→ **ESTRATTO**
|---|

La satira ai politici è l’anima della democrazia perché solo nei regimi totalitari la satira è vietata e gli uomini politici non possono essere rappresentati in forma satirica caricaturale e ridicolizzante.
Si veda l’art. 11 della Carta dei diritti fondamentali dei cittadini dell’unione europea e il controllo della Corte di Giustizia sul rispetto da parte degli stati aderenti, sul tema della libertà di espressione, affinchè non si vadano a creare ostacoli alle libertà fondamentali previste dal Trattato dell’Unione, tra cui la libertà di espressione e il pluralismo di media.
Come afferma la sentenza corte di giustizia nella nota sentenza 7.12.76 Handyside la corte di Strasburgo ha qualificato la libertà di espressione come la “precondizione” per l’esercizio e il godimento di tutti gli altri diritti, fondamentali, ed è sia un diritto fondamentale, sia lo strumento di tenuta delle libertà fondamentali degli stati democratici sicchè si può affermare che il livello di democrazia effettiva di uno stato si può valutare dalla maggiore o minore estensione della libertà di espressione e massimamente dalla satira politica.
Dunque seppure si volesse intendere che in un’intervista televisiva si possa prescindere dalle parole dell’intervistato per dare valore, invece, agli oggetti posti in secondo piano e alla loro valenza comunicativa e seppure si volesse vietare la possibilità di farsi riprendere con vignette o immagini caricaturali di personaggi politici anche accostati alla carta igienica o ritratti sulla carta igienica, resta comunque il fatto che un personaggio politico in uno stato democratico deve tollerare immagini satiriche della sua persona e del suo volto, anche impresse su gadget come quello di causa, perché solamente in un regime totalitario è vietato criticare o ridicolizzare un personaggio politico. Si noti, infatti, che la corte di cassazione italiana nega che alla satira possa applicarsi il limite della continenza per sua natura esclusa dalla satira che è eccessiva graffiante e smodata.

|---|

→ **RIGHE DI DATI**
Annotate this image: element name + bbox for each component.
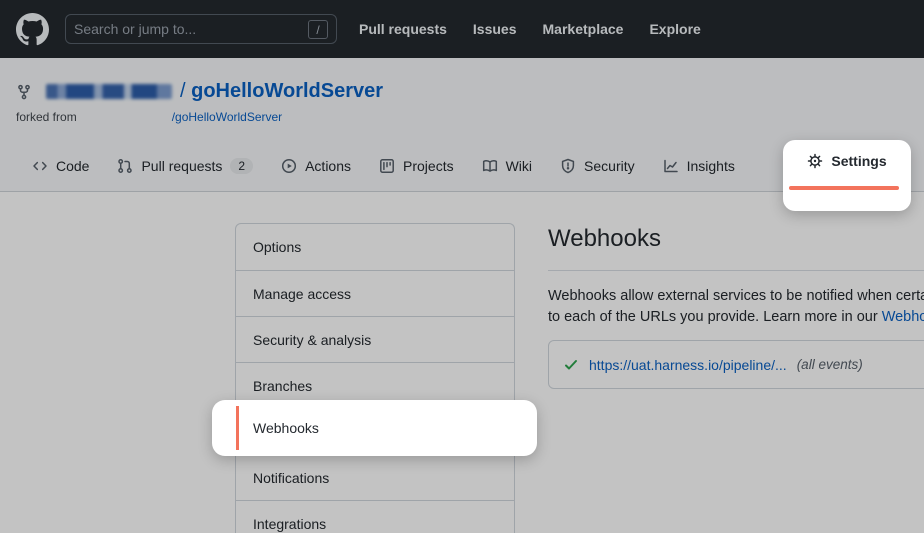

|---|

→ **COSA OCCORRE**
Ricopia parola per parola, dall'estratto sulla satira politica, tutto ciò che va da "Dunque seppure si" giù fino a "graffiante e smodata.", estremi compresi.

→ **RISPOSTA AL COMPITO**
Dunque seppure si volesse intendere che in un’intervista televisiva si possa prescindere dalle parole dell’intervistato per dare valore, invece, agli oggetti posti in secondo piano e alla loro valenza comunicativa e seppure si volesse vietare la possibilità di farsi riprendere con vignette o immagini caricaturali di personaggi politici anche accostati alla carta igienica o ritratti sulla carta igienica, resta comunque il fatto che un personaggio politico in uno stato democratico deve tollerare immagini satiriche della sua persona e del suo volto, anche impresse su gadget come quello di causa, perché solamente in un regime totalitario è vietato criticare o ridicolizzare un personaggio politico. Si noti, infatti, che la corte di cassazione italiana nega che alla satira possa applicarsi il limite della continenza per sua natura esclusa dalla satira che è eccessiva graffiante e smodata.